** START EXCERPTED RECORDS **

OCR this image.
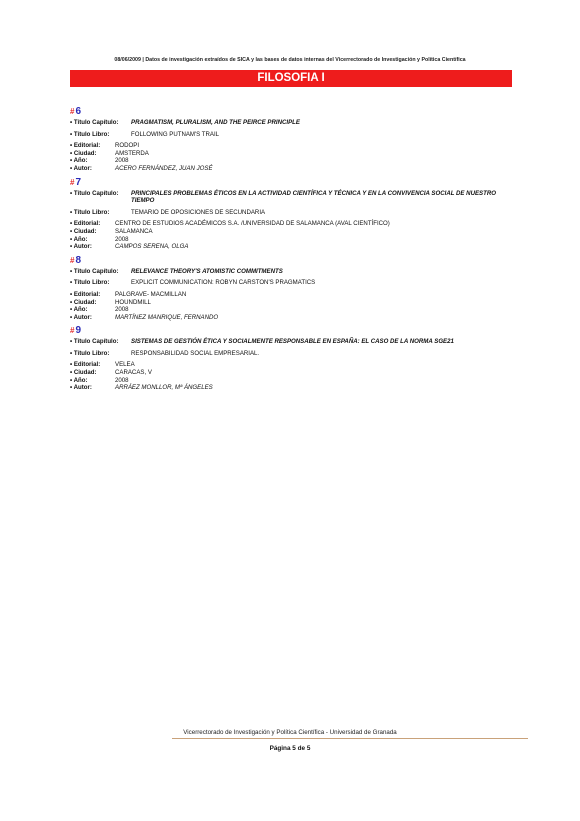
08/06/2009 | Datos de investigación extraídos de SICA y las bases de datos internas del Vicerrectorado de Investigación y Política Científica
FILOSOFIA I
#6
• Título Capítulo:	PRAGMATISM, PLURALISM, AND THE PEIRCE PRINCIPLE
• Título Libro:	FOLLOWING PUTNAM'S TRAIL
• Editorial:	RODOPI
• Ciudad:	AMSTERDA
• Año:	2008
• Autor:	ACERO FERNÁNDEZ, JUAN JOSÉ
#7
• Título Capítulo:	PRINCIPALES PROBLEMAS ÉTICOS EN LA ACTIVIDAD CIENTÍFICA Y TÉCNICA Y EN LA CONVIVENCIA SOCIAL DE NUESTRO TIEMPO
• Título Libro:	TEMARIO DE OPOSICIONES DE SECUNDARIA
• Editorial:	CENTRO DE ESTUDIOS ACADÉMICOS S.A. /UNIVERSIDAD DE SALAMANCA (AVAL CIENTÍFICO)
• Ciudad:	SALAMANCA
• Año:	2008
• Autor:	CAMPOS SERENA, OLGA
#8
• Título Capítulo:	RELEVANCE THEORY'S ATOMISTIC COMMITMENTS
• Título Libro:	EXPLICIT COMMUNICATION: ROBYN CARSTON'S PRAGMATICS
• Editorial:	PALGRAVE- MACMILLAN
• Ciudad:	HOUNDMILL
• Año:	2008
• Autor:	MARTÍNEZ MANRIQUE, FERNANDO
#9
• Título Capítulo:	SISTEMAS DE GESTIÓN ÉTICA Y SOCIALMENTE RESPONSABLE EN ESPAÑA: EL CASO DE LA NORMA SGE21
• Título Libro:	RESPONSABILIDAD SOCIAL EMPRESARIAL.
• Editorial:	VELEA
• Ciudad:	CARACAS, V
• Año:	2008
• Autor:	ARRÁEZ MONLLOR, Mª ÁNGELES
Vicerrectorado de Investigación y Política Científica - Universidad de Granada
Página 5 de 5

** END EXCERPTED RECORDS **

TASK DESCRIPTION: Extract from the material all lines containing the string "Política".

REPLY:
08/06/2009 | Datos de investigación extraídos de SICA y las bases de datos internas del Vicerrectorado de Investigación y Política Científica
Vicerrectorado de Investigación y Política Científica - Universidad de Granada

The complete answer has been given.